DIRECTIONS FOR THIS TASK
For this exercise, repeat all of the material verbatim apart from its images.

>> BEGIN ROWS

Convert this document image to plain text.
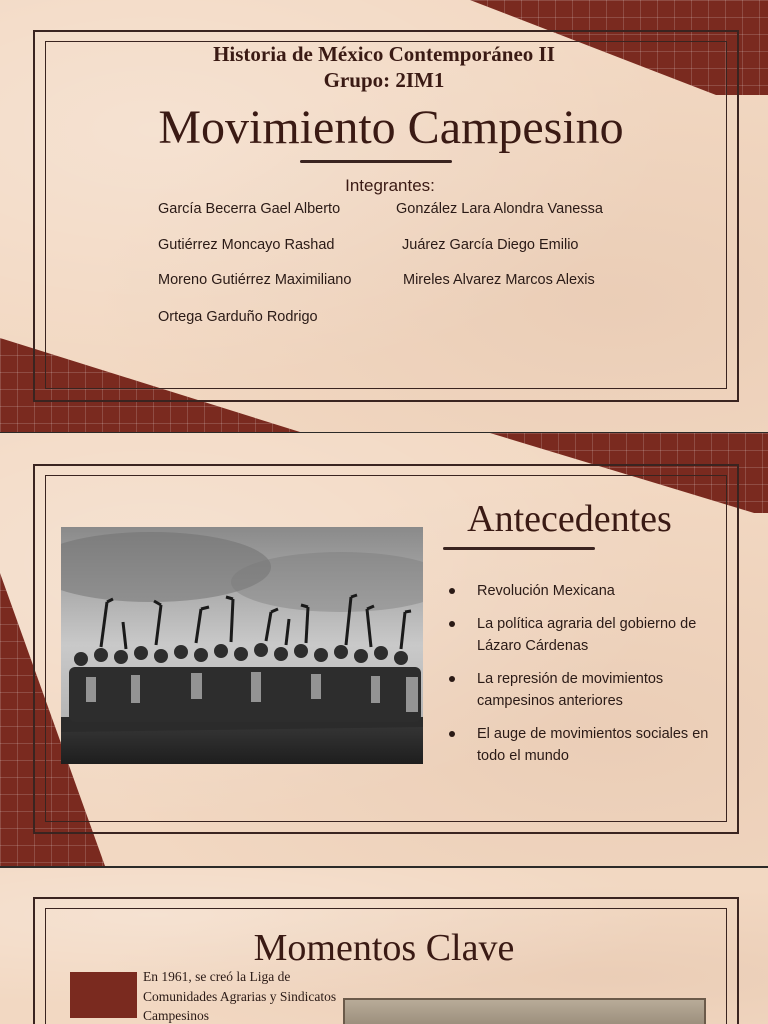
Historia de México Contemporáneo II
Grupo: 2IM1
Movimiento Campesino
Integrantes:
García Becerra Gael Alberto	González Lara Alondra Vanessa
Gutiérrez Moncayo Rashad	Juárez García Diego Emilio
Moreno Gutiérrez Maximiliano	Mireles Alvarez Marcos Alexis
Ortega Garduño Rodrigo
Antecedentes
Revolución Mexicana
La política agraria del gobierno de Lázaro Cárdenas
La represión de movimientos campesinos anteriores
El auge de movimientos sociales en todo el mundo
Momentos Clave
En 1961, se creó la Liga de Comunidades Agrarias y Sindicatos Campesinos
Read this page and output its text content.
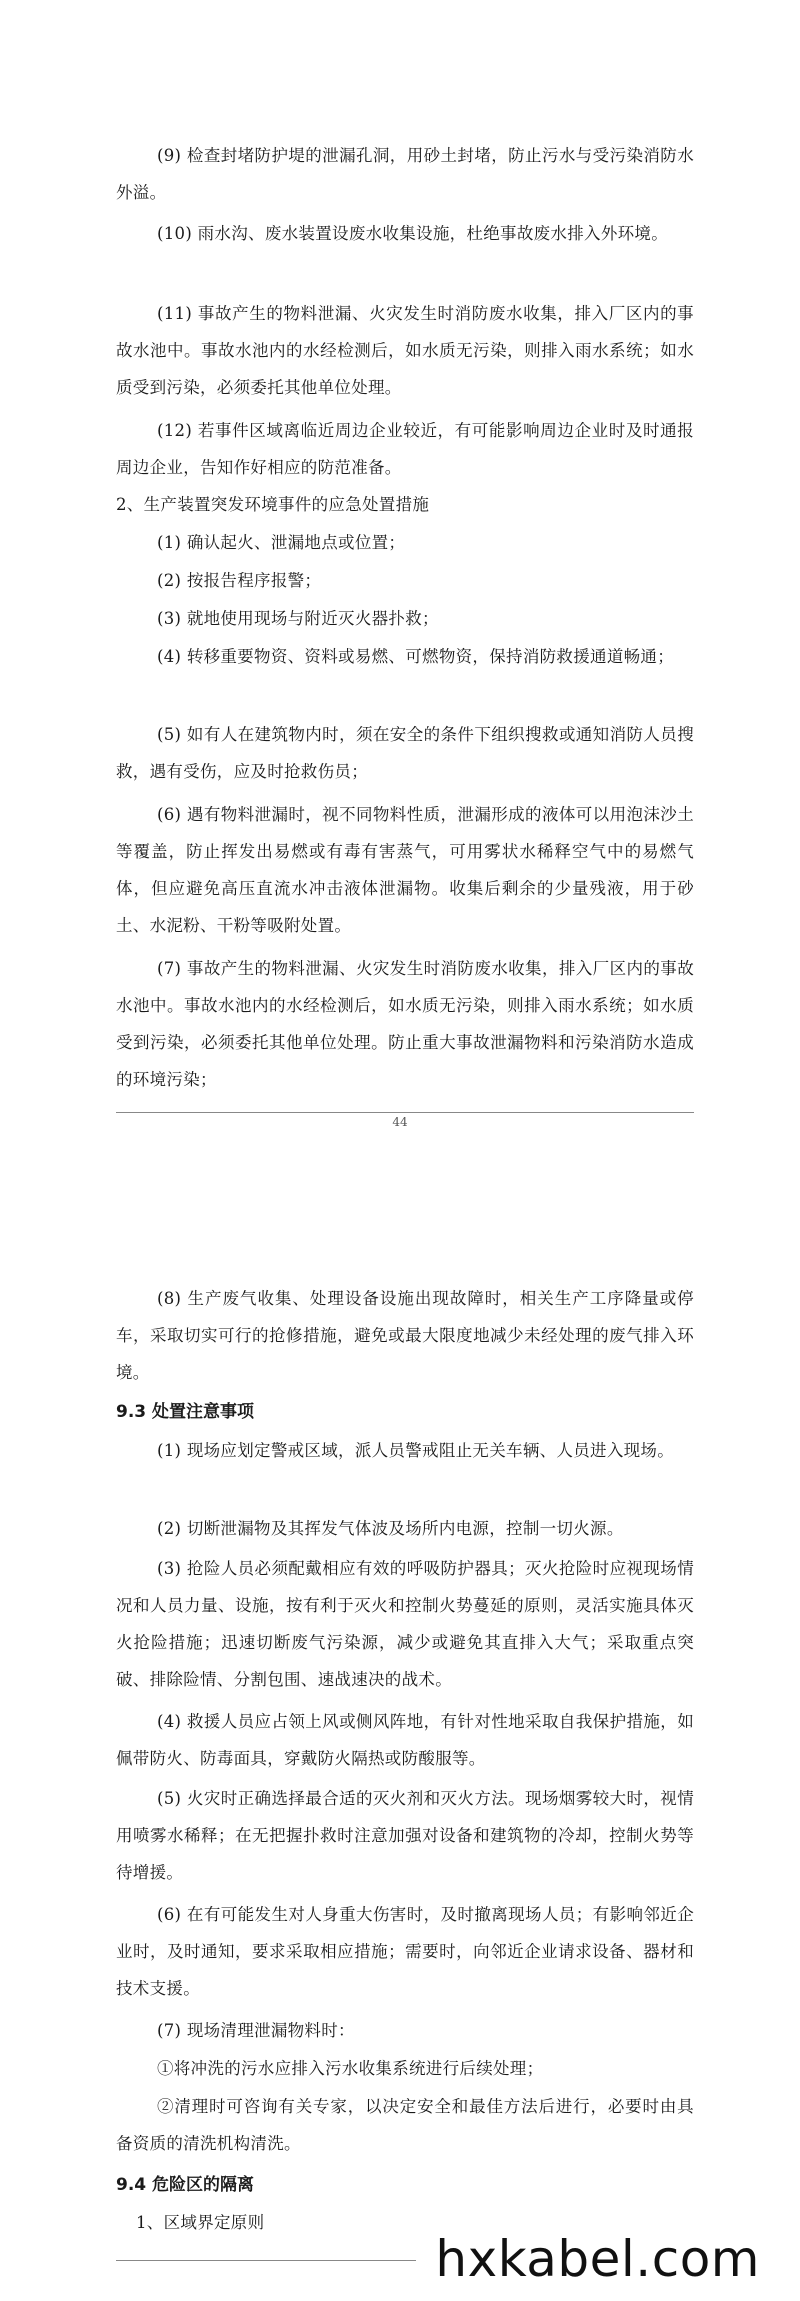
(9) 检查封堵防护堤的泄漏孔洞，用砂土封堵，防止污水与受污染消防水外溢。

(10) 雨水沟、废水装置设废水收集设施，杜绝事故废水排入外环境。

(11) 事故产生的物料泄漏、火灾发生时消防废水收集，排入厂区内的事故水池中。事故水池内的水经检测后，如水质无污染，则排入雨水系统；如水质受到污染，必须委托其他单位处理。

(12) 若事件区域离临近周边企业较近，有可能影响周边企业时及时通报周边企业，告知作好相应的防范准备。

2、生产装置突发环境事件的应急处置措施

(1) 确认起火、泄漏地点或位置；

(2) 按报告程序报警；

(3) 就地使用现场与附近灭火器扑救；

(4) 转移重要物资、资料或易燃、可燃物资，保持消防救援通道畅通；

(5) 如有人在建筑物内时，须在安全的条件下组织搜救或通知消防人员搜救，遇有受伤，应及时抢救伤员；

(6) 遇有物料泄漏时，视不同物料性质，泄漏形成的液体可以用泡沫沙土等覆盖，防止挥发出易燃或有毒有害蒸气，可用雾状水稀释空气中的易燃气体，但应避免高压直流水冲击液体泄漏物。收集后剩余的少量残液，用于砂土、水泥粉、干粉等吸附处置。

(7) 事故产生的物料泄漏、火灾发生时消防废水收集，排入厂区内的事故水池中。事故水池内的水经检测后，如水质无污染，则排入雨水系统；如水质受到污染，必须委托其他单位处理。防止重大事故泄漏物料和污染消防水造成的环境污染；

44

(8) 生产废气收集、处理设备设施出现故障时，相关生产工序降量或停车，采取切实可行的抢修措施，避免或最大限度地减少未经处理的废气排入环境。

9.3 处置注意事项

(1) 现场应划定警戒区域，派人员警戒阻止无关车辆、人员进入现场。

(2) 切断泄漏物及其挥发气体波及场所内电源，控制一切火源。

(3) 抢险人员必须配戴相应有效的呼吸防护器具；灭火抢险时应视现场情况和人员力量、设施，按有利于灭火和控制火势蔓延的原则，灵活实施具体灭火抢险措施；迅速切断废气污染源，减少或避免其直排入大气；采取重点突破、排除险情、分割包围、速战速决的战术。

(4) 救援人员应占领上风或侧风阵地，有针对性地采取自我保护措施，如佩带防火、防毒面具，穿戴防火隔热或防酸服等。

(5) 火灾时正确选择最合适的灭火剂和灭火方法。现场烟雾较大时，视情用喷雾水稀释；在无把握扑救时注意加强对设备和建筑物的冷却，控制火势等待增援。

(6) 在有可能发生对人身重大伤害时，及时撤离现场人员；有影响邻近企业时，及时通知，要求采取相应措施；需要时，向邻近企业请求设备、器材和技术支援。

(7) 现场清理泄漏物料时：

①将冲洗的污水应排入污水收集系统进行后续处理；

②清理时可咨询有关专家，以决定安全和最佳方法后进行，必要时由具备资质的清洗机构清洗。

9.4 危险区的隔离

1、区域界定原则

hxkabel.com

>> END ROWS

TASK OUTPUT
Convert this document image to plain text.
Historia de México Contemporáneo II
Grupo: 2IM1
Movimiento Campesino
Integrantes:
García Becerra Gael Alberto	González Lara Alondra Vanessa
Gutiérrez Moncayo Rashad	Juárez García Diego Emilio
Moreno Gutiérrez Maximiliano	Mireles Alvarez Marcos Alexis
Ortega Garduño Rodrigo
Antecedentes
Revolución Mexicana
La política agraria del gobierno de Lázaro Cárdenas
La represión de movimientos campesinos anteriores
El auge de movimientos sociales en todo el mundo
Momentos Clave
En 1961, se creó la Liga de Comunidades Agrarias y Sindicatos Campesinos
Read this page and output its text content.
(9) 检查封堵防护堤的泄漏孔洞，用砂土封堵，防止污水与受污染消防水外溢。

(10) 雨水沟、废水装置设废水收集设施，杜绝事故废水排入外环境。

(11) 事故产生的物料泄漏、火灾发生时消防废水收集，排入厂区内的事故水池中。事故水池内的水经检测后，如水质无污染，则排入雨水系统；如水质受到污染，必须委托其他单位处理。

(12) 若事件区域离临近周边企业较近，有可能影响周边企业时及时通报周边企业，告知作好相应的防范准备。

2、生产装置突发环境事件的应急处置措施

(1) 确认起火、泄漏地点或位置；

(2) 按报告程序报警；

(3) 就地使用现场与附近灭火器扑救；

(4) 转移重要物资、资料或易燃、可燃物资，保持消防救援通道畅通；

(5) 如有人在建筑物内时，须在安全的条件下组织搜救或通知消防人员搜救，遇有受伤，应及时抢救伤员；

(6) 遇有物料泄漏时，视不同物料性质，泄漏形成的液体可以用泡沫沙土等覆盖，防止挥发出易燃或有毒有害蒸气，可用雾状水稀释空气中的易燃气体，但应避免高压直流水冲击液体泄漏物。收集后剩余的少量残液，用于砂土、水泥粉、干粉等吸附处置。

(7) 事故产生的物料泄漏、火灾发生时消防废水收集，排入厂区内的事故水池中。事故水池内的水经检测后，如水质无污染，则排入雨水系统；如水质受到污染，必须委托其他单位处理。防止重大事故泄漏物料和污染消防水造成的环境污染；

44

(8) 生产废气收集、处理设备设施出现故障时，相关生产工序降量或停车，采取切实可行的抢修措施，避免或最大限度地减少未经处理的废气排入环境。

9.3 处置注意事项

(1) 现场应划定警戒区域，派人员警戒阻止无关车辆、人员进入现场。

(2) 切断泄漏物及其挥发气体波及场所内电源，控制一切火源。

(3) 抢险人员必须配戴相应有效的呼吸防护器具；灭火抢险时应视现场情况和人员力量、设施，按有利于灭火和控制火势蔓延的原则，灵活实施具体灭火抢险措施；迅速切断废气污染源，减少或避免其直排入大气；采取重点突破、排除险情、分割包围、速战速决的战术。

(4) 救援人员应占领上风或侧风阵地，有针对性地采取自我保护措施，如佩带防火、防毒面具，穿戴防火隔热或防酸服等。

(5) 火灾时正确选择最合适的灭火剂和灭火方法。现场烟雾较大时，视情用喷雾水稀释；在无把握扑救时注意加强对设备和建筑物的冷却，控制火势等待增援。

(6) 在有可能发生对人身重大伤害时，及时撤离现场人员；有影响邻近企业时，及时通知，要求采取相应措施；需要时，向邻近企业请求设备、器材和技术支援。

(7) 现场清理泄漏物料时：

①将冲洗的污水应排入污水收集系统进行后续处理；

②清理时可咨询有关专家，以决定安全和最佳方法后进行，必要时由具备资质的清洗机构清洗。

9.4 危险区的隔离

1、区域界定原则

hxkabel.com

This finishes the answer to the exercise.